[Source records]
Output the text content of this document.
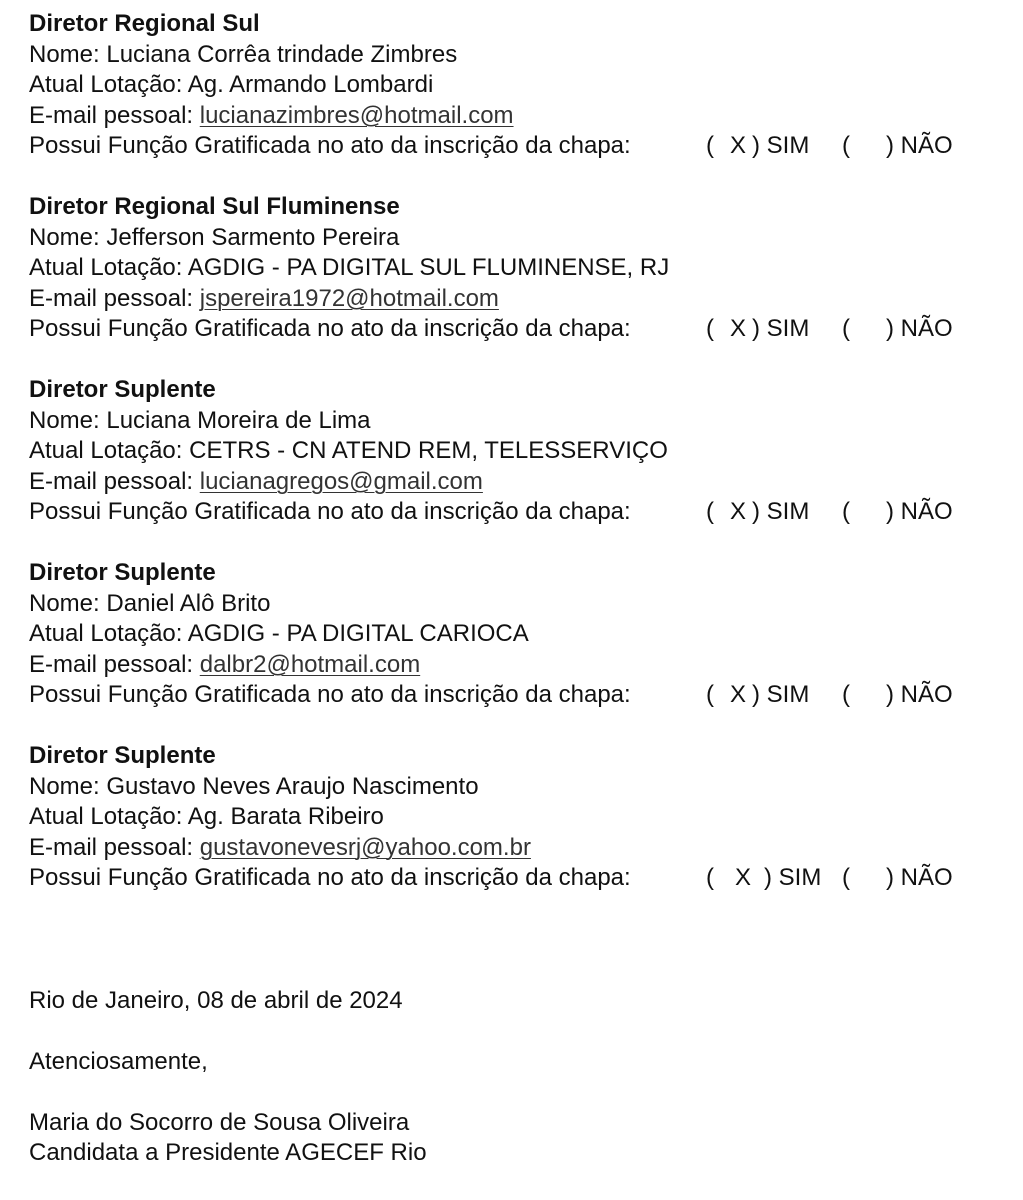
Diretor Regional Sul
Nome: Luciana Corrêa trindade Zimbres
Atual Lotação: Ag. Armando Lombardi
E-mail pessoal: lucianazimbres@hotmail.com

Possui Função Gratificada no ato da inscrição da chapa:

	(

X

) SIM

(

) NÃO

Diretor Regional Sul Fluminense
Nome: Jefferson Sarmento Pereira
Atual Lotação: AGDIG - PA DIGITAL SUL FLUMINENSE, RJ
E-mail pessoal: jspereira1972@hotmail.com

Possui Função Gratificada no ato da inscrição da chapa:

	(

X

) SIM

(

) NÃO

Diretor Suplente
Nome: Luciana Moreira de Lima
Atual Lotação: CETRS - CN ATEND REM, TELESSERVIÇO
E-mail pessoal: lucianagregos@gmail.com

Possui Função Gratificada no ato da inscrição da chapa:

	(

X

) SIM

(

) NÃO

Diretor Suplente
Nome: Daniel Alô Brito
Atual Lotação: AGDIG - PA DIGITAL CARIOCA
E-mail pessoal: dalbr2@hotmail.com

Possui Função Gratificada no ato da inscrição da chapa:

	(

X

) SIM

(

) NÃO

Diretor Suplente
Nome: Gustavo Neves Araujo Nascimento
Atual Lotação: Ag. Barata Ribeiro
E-mail pessoal: gustavonevesrj@yahoo.com.br

Possui Função Gratificada no ato da inscrição da chapa:

	(

X

) SIM

(

) NÃO

Rio de Janeiro, 08 de abril de 2024
Atenciosamente,
Maria do Socorro de Sousa Oliveira
Candidata a Presidente AGECEF Rio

GIVEN INSTRUCTION: From the listing, extract all text exactly as given and drop any picture.

OUTPUT FOR THIS TASK:
Output the text content of this document.
Diretor Regional Sul
Nome: Luciana Corrêa trindade Zimbres
Atual Lotação: Ag. Armando Lombardi
E-mail pessoal: lucianazimbres@hotmail.com

Possui Função Gratificada no ato da inscrição da chapa:

	(

X

) SIM

(

) NÃO

Diretor Regional Sul Fluminense
Nome: Jefferson Sarmento Pereira
Atual Lotação: AGDIG - PA DIGITAL SUL FLUMINENSE, RJ
E-mail pessoal: jspereira1972@hotmail.com

Possui Função Gratificada no ato da inscrição da chapa:

	(

X

) SIM

(

) NÃO

Diretor Suplente
Nome: Luciana Moreira de Lima
Atual Lotação: CETRS - CN ATEND REM, TELESSERVIÇO
E-mail pessoal: lucianagregos@gmail.com

Possui Função Gratificada no ato da inscrição da chapa:

	(

X

) SIM

(

) NÃO

Diretor Suplente
Nome: Daniel Alô Brito
Atual Lotação: AGDIG - PA DIGITAL CARIOCA
E-mail pessoal: dalbr2@hotmail.com

Possui Função Gratificada no ato da inscrição da chapa:

	(

X

) SIM

(

) NÃO

Diretor Suplente
Nome: Gustavo Neves Araujo Nascimento
Atual Lotação: Ag. Barata Ribeiro
E-mail pessoal: gustavonevesrj@yahoo.com.br

Possui Função Gratificada no ato da inscrição da chapa:

	(

X

) SIM

(

) NÃO

Rio de Janeiro, 08 de abril de 2024
Atenciosamente,
Maria do Socorro de Sousa Oliveira
Candidata a Presidente AGECEF Rio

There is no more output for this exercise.